### WHAT YOU SHOULD DO:
Work through the material below line by line and say how many lines include the word "群晖NAS非官方入门手册". Only the number, please.

### GIVEN ENTRIES:
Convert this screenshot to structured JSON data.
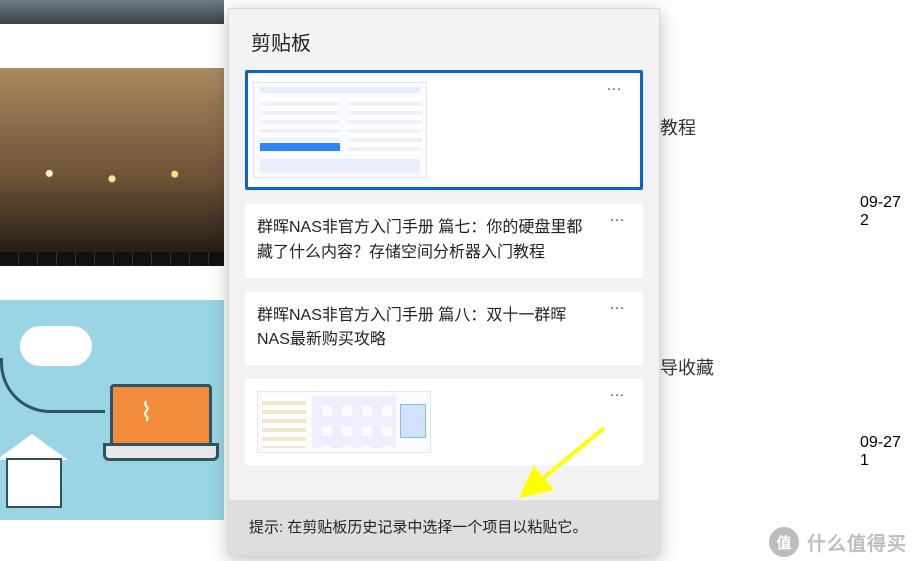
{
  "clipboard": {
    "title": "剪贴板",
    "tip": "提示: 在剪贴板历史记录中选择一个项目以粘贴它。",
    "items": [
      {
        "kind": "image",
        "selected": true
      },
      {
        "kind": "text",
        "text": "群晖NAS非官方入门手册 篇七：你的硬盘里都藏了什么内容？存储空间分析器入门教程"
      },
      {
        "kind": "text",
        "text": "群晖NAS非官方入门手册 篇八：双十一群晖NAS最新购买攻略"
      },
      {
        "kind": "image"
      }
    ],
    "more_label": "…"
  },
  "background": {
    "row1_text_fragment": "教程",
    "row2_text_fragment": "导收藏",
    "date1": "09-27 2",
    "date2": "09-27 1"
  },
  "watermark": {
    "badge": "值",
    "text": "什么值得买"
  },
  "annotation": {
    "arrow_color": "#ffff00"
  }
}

### CORRECT ANSWER:
2